## [Exercise task]
Omit the pictures and output every entry below exactly as written.

--- Records for the task ---

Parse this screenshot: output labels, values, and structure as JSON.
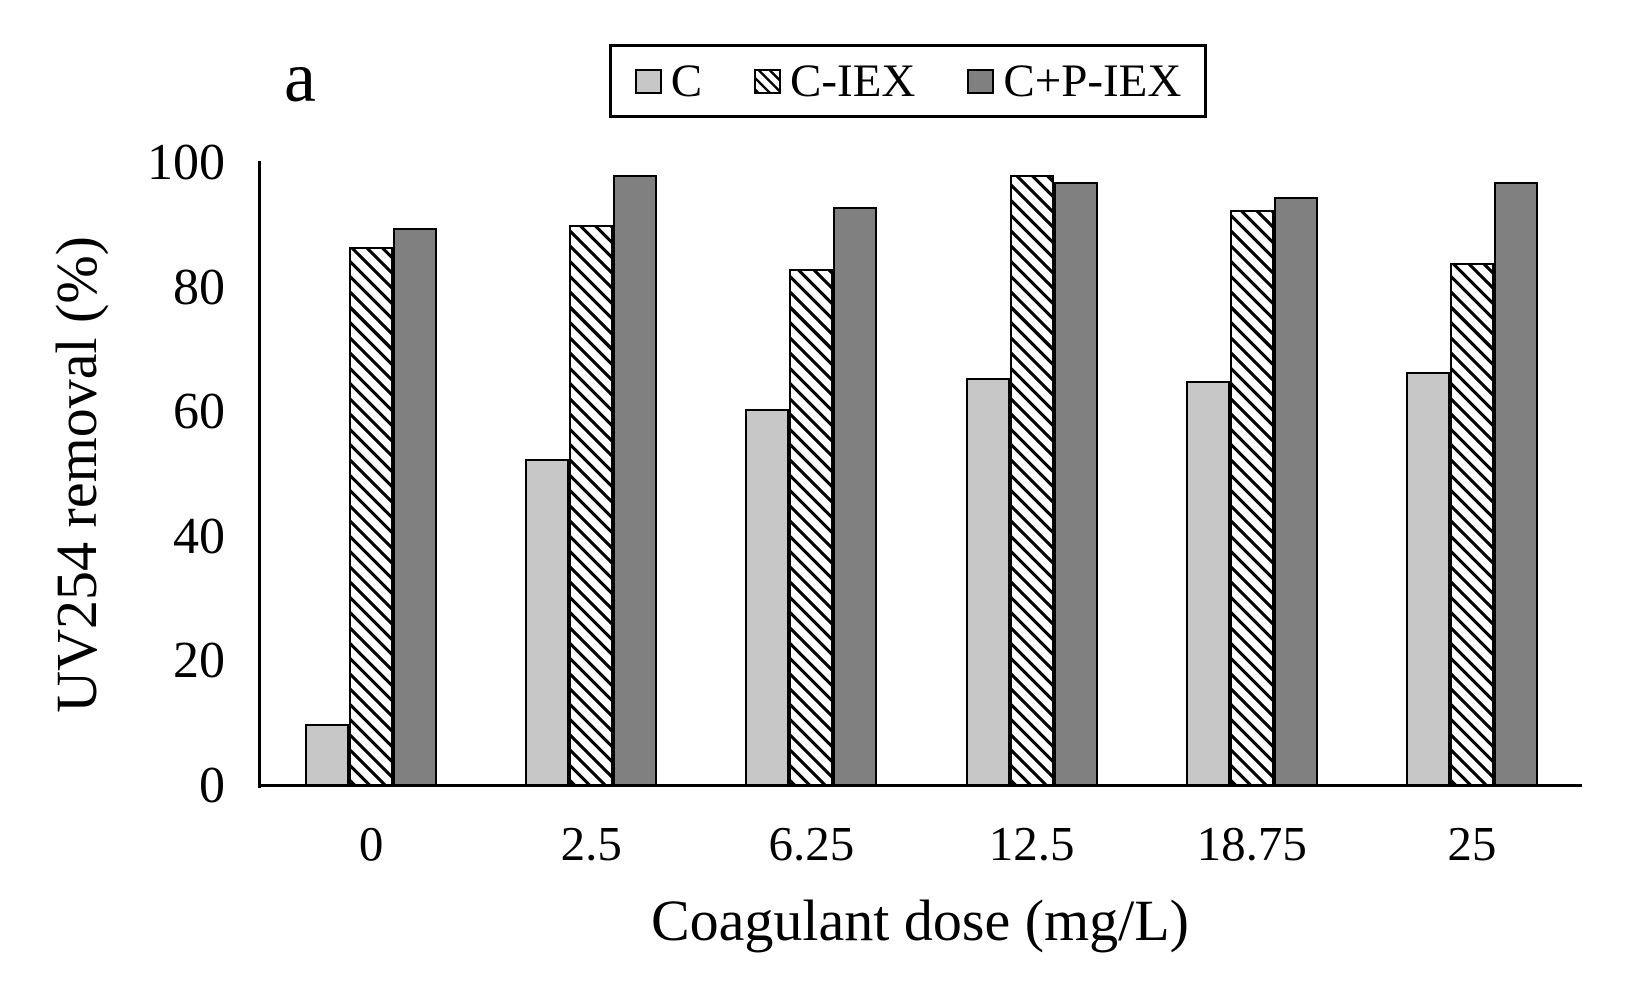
{
  "panel_label": "a",
  "colors": {
    "background": "#ffffff",
    "axis": "#000000",
    "bar_border": "#000000",
    "text": "#000000",
    "series_c_fill": "#c7c7c7",
    "series_c_iex_hatch_stripe": "#000000",
    "series_c_iex_background": "#ffffff",
    "series_c_p_iex_fill": "#808080"
  },
  "chart_data": {
    "type": "bar",
    "title": "",
    "categories": [
      "0",
      "2.5",
      "6.25",
      "12.5",
      "18.75",
      "25"
    ],
    "series": [
      {
        "name": "C",
        "pattern": "solid",
        "fill": "#c7c7c7",
        "values": [
          10,
          52.5,
          60.5,
          65.5,
          65,
          66.5
        ]
      },
      {
        "name": "C-IEX",
        "pattern": "diagonal-hatch",
        "fill": "#ffffff",
        "values": [
          86.5,
          90,
          83,
          98,
          92.5,
          84
        ]
      },
      {
        "name": "C+P-IEX",
        "pattern": "solid",
        "fill": "#808080",
        "values": [
          89.5,
          98,
          93,
          97,
          94.5,
          97
        ]
      }
    ],
    "xlabel": "Coagulant dose (mg/L)",
    "ylabel": "UV254 removal (%)",
    "ylim": [
      0,
      100
    ],
    "yticks": [
      "100",
      "80",
      "60",
      "40",
      "20",
      "0"
    ],
    "grid": false,
    "legend_position": "top-center"
  }
}
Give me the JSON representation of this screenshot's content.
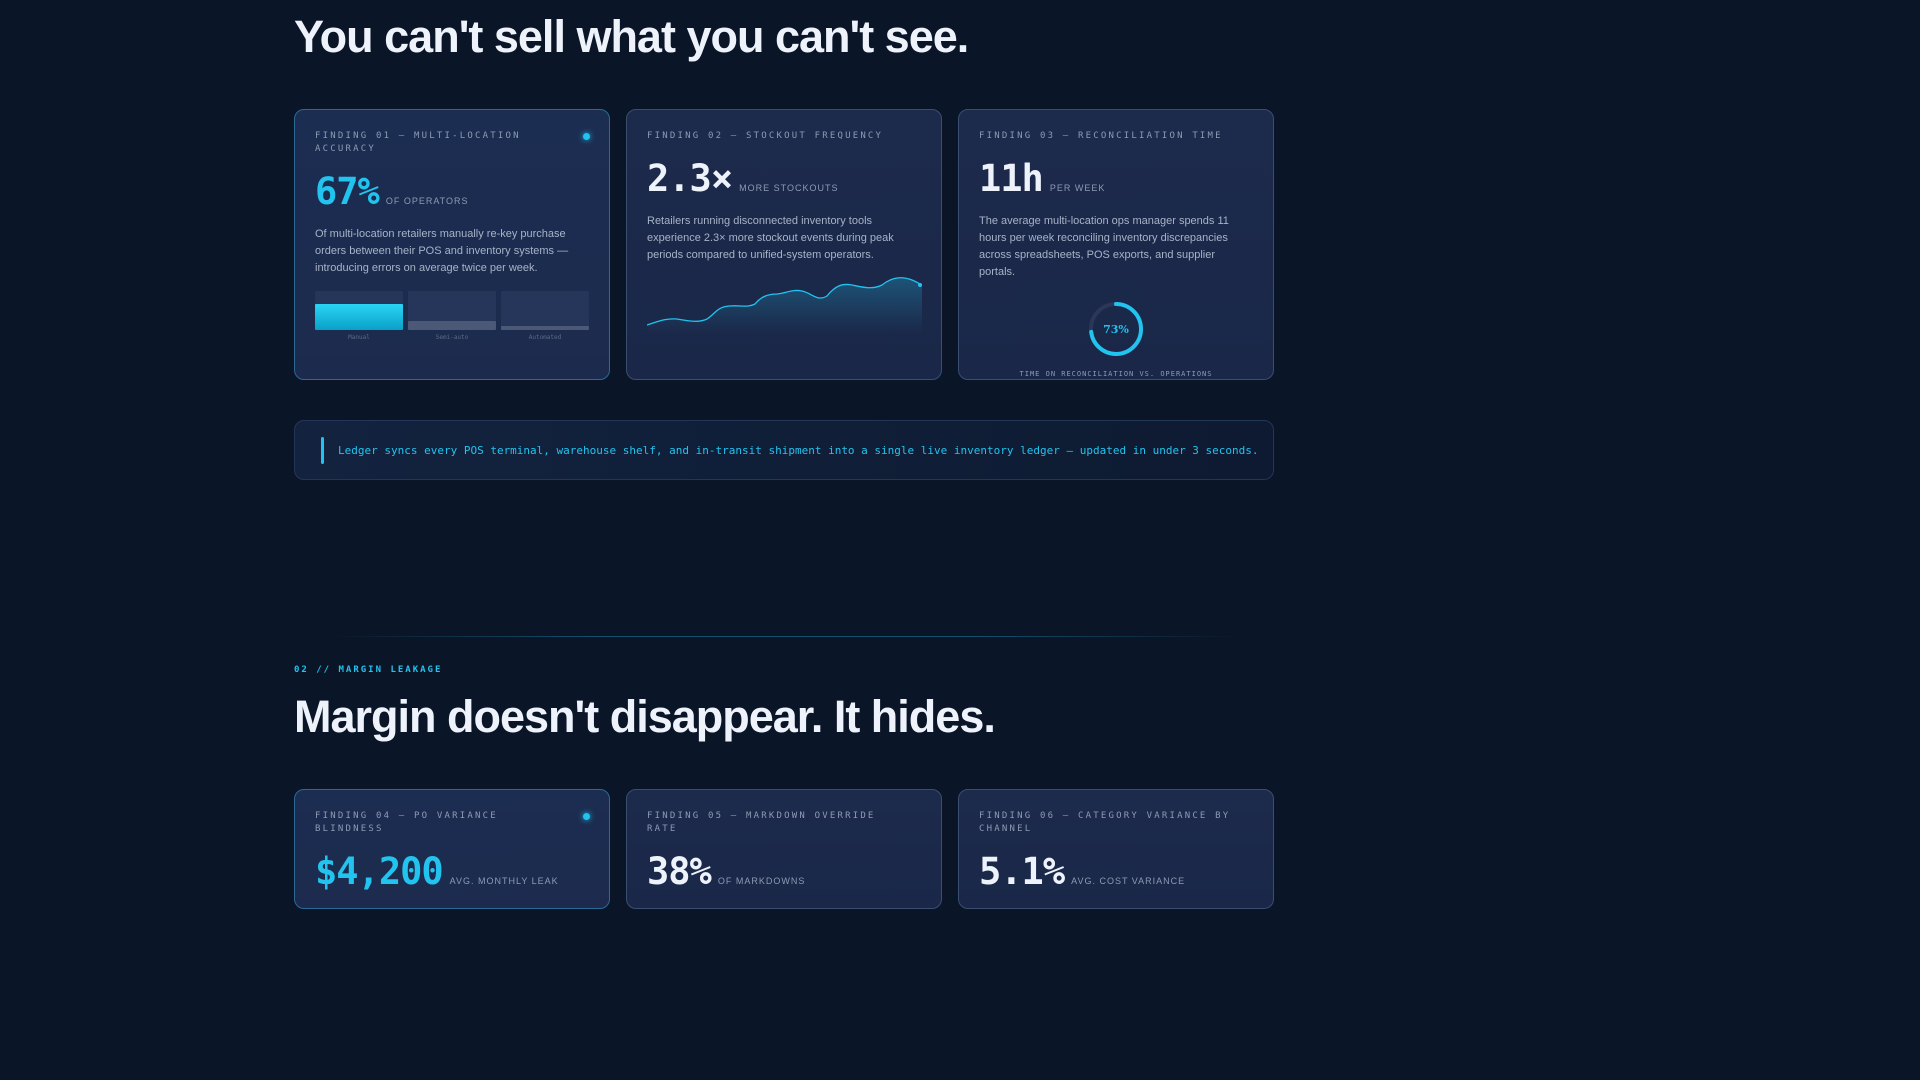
{
  "section1": {
    "headline": "You can't sell what you can't see.",
    "cards": [
      {
        "label": "FINDING 01 — MULTI-LOCATION ACCURACY",
        "stat": "67%",
        "unit": "OF OPERATORS",
        "desc": "Of multi-location retailers manually re-key purchase orders between their POS and inventory systems — introducing errors on average twice per week.",
        "bars": [
          {
            "label": "Manual",
            "value": 0.67
          },
          {
            "label": "Semi-auto",
            "value": 0.22
          },
          {
            "label": "Automated",
            "value": 0.11
          }
        ]
      },
      {
        "label": "FINDING 02 — STOCKOUT FREQUENCY",
        "stat": "2.3×",
        "unit": "MORE STOCKOUTS",
        "desc": "Retailers running disconnected inventory tools experience 2.3× more stockout events during peak periods compared to unified-system operators."
      },
      {
        "label": "FINDING 03 — RECONCILIATION TIME",
        "stat": "11h",
        "unit": "PER WEEK",
        "desc": "The average multi-location ops manager spends 11 hours per week reconciling inventory discrepancies across spreadsheets, POS exports, and supplier portals.",
        "donut_value": "73%",
        "donut_fraction": 0.73,
        "donut_caption": "TIME ON RECONCILIATION VS. OPERATIONS"
      }
    ],
    "callout": "Ledger syncs every POS terminal, warehouse shelf, and in-transit shipment into a single live inventory ledger — updated in under 3 seconds."
  },
  "section2": {
    "label": "02 // MARGIN LEAKAGE",
    "headline": "Margin doesn't disappear. It hides.",
    "cards": [
      {
        "label": "FINDING 04 — PO VARIANCE BLINDNESS",
        "stat": "$4,200",
        "unit": "AVG. MONTHLY LEAK"
      },
      {
        "label": "FINDING 05 — MARKDOWN OVERRIDE RATE",
        "stat": "38%",
        "unit": "OF MARKDOWNS"
      },
      {
        "label": "FINDING 06 — CATEGORY VARIANCE BY CHANNEL",
        "stat": "5.1%",
        "unit": "AVG. COST VARIANCE"
      }
    ]
  },
  "colors": {
    "accent": "#22c3ee",
    "background": "#0b1528",
    "card": "#1c2a4c"
  }
}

---

## [Exercise answer]
Parse this screenshot: output labels, values, and structure as JSON.
{
  "panel_label": "a",
  "colors": {
    "background": "#ffffff",
    "axis": "#000000",
    "bar_border": "#000000",
    "text": "#000000",
    "series_c_fill": "#c7c7c7",
    "series_c_iex_hatch_stripe": "#000000",
    "series_c_iex_background": "#ffffff",
    "series_c_p_iex_fill": "#808080"
  },
  "chart_data": {
    "type": "bar",
    "title": "",
    "categories": [
      "0",
      "2.5",
      "6.25",
      "12.5",
      "18.75",
      "25"
    ],
    "series": [
      {
        "name": "C",
        "pattern": "solid",
        "fill": "#c7c7c7",
        "values": [
          10,
          52.5,
          60.5,
          65.5,
          65,
          66.5
        ]
      },
      {
        "name": "C-IEX",
        "pattern": "diagonal-hatch",
        "fill": "#ffffff",
        "values": [
          86.5,
          90,
          83,
          98,
          92.5,
          84
        ]
      },
      {
        "name": "C+P-IEX",
        "pattern": "solid",
        "fill": "#808080",
        "values": [
          89.5,
          98,
          93,
          97,
          94.5,
          97
        ]
      }
    ],
    "xlabel": "Coagulant dose (mg/L)",
    "ylabel": "UV254 removal (%)",
    "ylim": [
      0,
      100
    ],
    "yticks": [
      "100",
      "80",
      "60",
      "40",
      "20",
      "0"
    ],
    "grid": false,
    "legend_position": "top-center"
  }
}
Give me the JSON representation of this screenshot's content.
{
  "section1": {
    "headline": "You can't sell what you can't see.",
    "cards": [
      {
        "label": "FINDING 01 — MULTI-LOCATION ACCURACY",
        "stat": "67%",
        "unit": "OF OPERATORS",
        "desc": "Of multi-location retailers manually re-key purchase orders between their POS and inventory systems — introducing errors on average twice per week.",
        "bars": [
          {
            "label": "Manual",
            "value": 0.67
          },
          {
            "label": "Semi-auto",
            "value": 0.22
          },
          {
            "label": "Automated",
            "value": 0.11
          }
        ]
      },
      {
        "label": "FINDING 02 — STOCKOUT FREQUENCY",
        "stat": "2.3×",
        "unit": "MORE STOCKOUTS",
        "desc": "Retailers running disconnected inventory tools experience 2.3× more stockout events during peak periods compared to unified-system operators."
      },
      {
        "label": "FINDING 03 — RECONCILIATION TIME",
        "stat": "11h",
        "unit": "PER WEEK",
        "desc": "The average multi-location ops manager spends 11 hours per week reconciling inventory discrepancies across spreadsheets, POS exports, and supplier portals.",
        "donut_value": "73%",
        "donut_fraction": 0.73,
        "donut_caption": "TIME ON RECONCILIATION VS. OPERATIONS"
      }
    ],
    "callout": "Ledger syncs every POS terminal, warehouse shelf, and in-transit shipment into a single live inventory ledger — updated in under 3 seconds."
  },
  "section2": {
    "label": "02 // MARGIN LEAKAGE",
    "headline": "Margin doesn't disappear. It hides.",
    "cards": [
      {
        "label": "FINDING 04 — PO VARIANCE BLINDNESS",
        "stat": "$4,200",
        "unit": "AVG. MONTHLY LEAK"
      },
      {
        "label": "FINDING 05 — MARKDOWN OVERRIDE RATE",
        "stat": "38%",
        "unit": "OF MARKDOWNS"
      },
      {
        "label": "FINDING 06 — CATEGORY VARIANCE BY CHANNEL",
        "stat": "5.1%",
        "unit": "AVG. COST VARIANCE"
      }
    ]
  },
  "colors": {
    "accent": "#22c3ee",
    "background": "#0b1528",
    "card": "#1c2a4c"
  }
}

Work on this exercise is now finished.